- Task: Reproduce each line of the material exactly, minus any picture.

Dataset entries
----

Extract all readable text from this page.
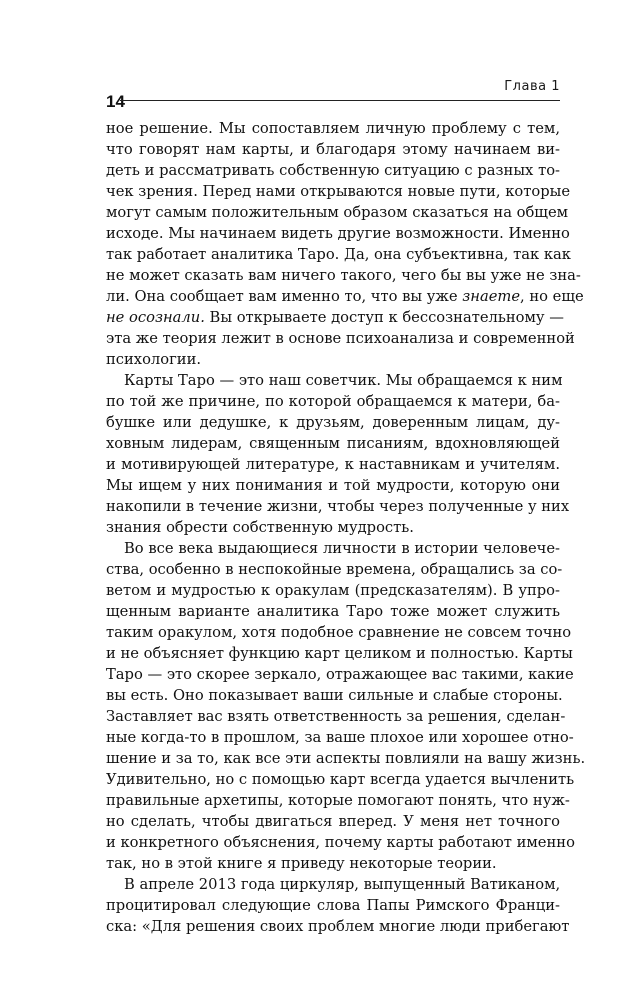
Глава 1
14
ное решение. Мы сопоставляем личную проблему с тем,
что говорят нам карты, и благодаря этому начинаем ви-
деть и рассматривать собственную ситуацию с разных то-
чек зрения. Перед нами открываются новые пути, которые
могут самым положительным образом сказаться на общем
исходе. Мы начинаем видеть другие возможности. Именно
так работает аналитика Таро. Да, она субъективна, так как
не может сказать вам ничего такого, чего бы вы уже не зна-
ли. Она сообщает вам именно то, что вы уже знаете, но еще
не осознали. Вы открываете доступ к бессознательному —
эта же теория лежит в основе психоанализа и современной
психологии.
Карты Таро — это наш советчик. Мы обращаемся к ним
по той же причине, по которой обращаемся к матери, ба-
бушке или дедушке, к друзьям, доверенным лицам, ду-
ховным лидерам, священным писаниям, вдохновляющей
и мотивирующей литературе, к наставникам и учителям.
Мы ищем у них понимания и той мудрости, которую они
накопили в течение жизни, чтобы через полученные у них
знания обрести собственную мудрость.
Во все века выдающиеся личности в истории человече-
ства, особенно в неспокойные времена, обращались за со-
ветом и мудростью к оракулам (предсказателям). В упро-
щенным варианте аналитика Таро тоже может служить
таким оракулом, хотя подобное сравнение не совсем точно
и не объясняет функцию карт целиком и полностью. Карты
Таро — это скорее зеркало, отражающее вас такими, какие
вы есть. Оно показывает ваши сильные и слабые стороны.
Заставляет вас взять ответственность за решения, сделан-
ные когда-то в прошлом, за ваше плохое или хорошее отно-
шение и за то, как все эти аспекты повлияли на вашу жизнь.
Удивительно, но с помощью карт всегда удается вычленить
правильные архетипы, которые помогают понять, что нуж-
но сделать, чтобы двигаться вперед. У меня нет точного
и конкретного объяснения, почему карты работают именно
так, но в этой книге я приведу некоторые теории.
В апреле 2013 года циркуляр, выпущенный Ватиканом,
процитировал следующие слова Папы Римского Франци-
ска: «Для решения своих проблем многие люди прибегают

----

- Answer to this exercise:
Extract all readable text from this page.
Глава 1
14
ное решение. Мы сопоставляем личную проблему с тем,
что говорят нам карты, и благодаря этому начинаем ви-
деть и рассматривать собственную ситуацию с разных то-
чек зрения. Перед нами открываются новые пути, которые
могут самым положительным образом сказаться на общем
исходе. Мы начинаем видеть другие возможности. Именно
так работает аналитика Таро. Да, она субъективна, так как
не может сказать вам ничего такого, чего бы вы уже не зна-
ли. Она сообщает вам именно то, что вы уже знаете, но еще
не осознали. Вы открываете доступ к бессознательному —
эта же теория лежит в основе психоанализа и современной
психологии.
Карты Таро — это наш советчик. Мы обращаемся к ним
по той же причине, по которой обращаемся к матери, ба-
бушке или дедушке, к друзьям, доверенным лицам, ду-
ховным лидерам, священным писаниям, вдохновляющей
и мотивирующей литературе, к наставникам и учителям.
Мы ищем у них понимания и той мудрости, которую они
накопили в течение жизни, чтобы через полученные у них
знания обрести собственную мудрость.
Во все века выдающиеся личности в истории человече-
ства, особенно в неспокойные времена, обращались за со-
ветом и мудростью к оракулам (предсказателям). В упро-
щенным варианте аналитика Таро тоже может служить
таким оракулом, хотя подобное сравнение не совсем точно
и не объясняет функцию карт целиком и полностью. Карты
Таро — это скорее зеркало, отражающее вас такими, какие
вы есть. Оно показывает ваши сильные и слабые стороны.
Заставляет вас взять ответственность за решения, сделан-
ные когда-то в прошлом, за ваше плохое или хорошее отно-
шение и за то, как все эти аспекты повлияли на вашу жизнь.
Удивительно, но с помощью карт всегда удается вычленить
правильные архетипы, которые помогают понять, что нуж-
но сделать, чтобы двигаться вперед. У меня нет точного
и конкретного объяснения, почему карты работают именно
так, но в этой книге я приведу некоторые теории.
В апреле 2013 года циркуляр, выпущенный Ватиканом,
процитировал следующие слова Папы Римского Франци-
ска: «Для решения своих проблем многие люди прибегают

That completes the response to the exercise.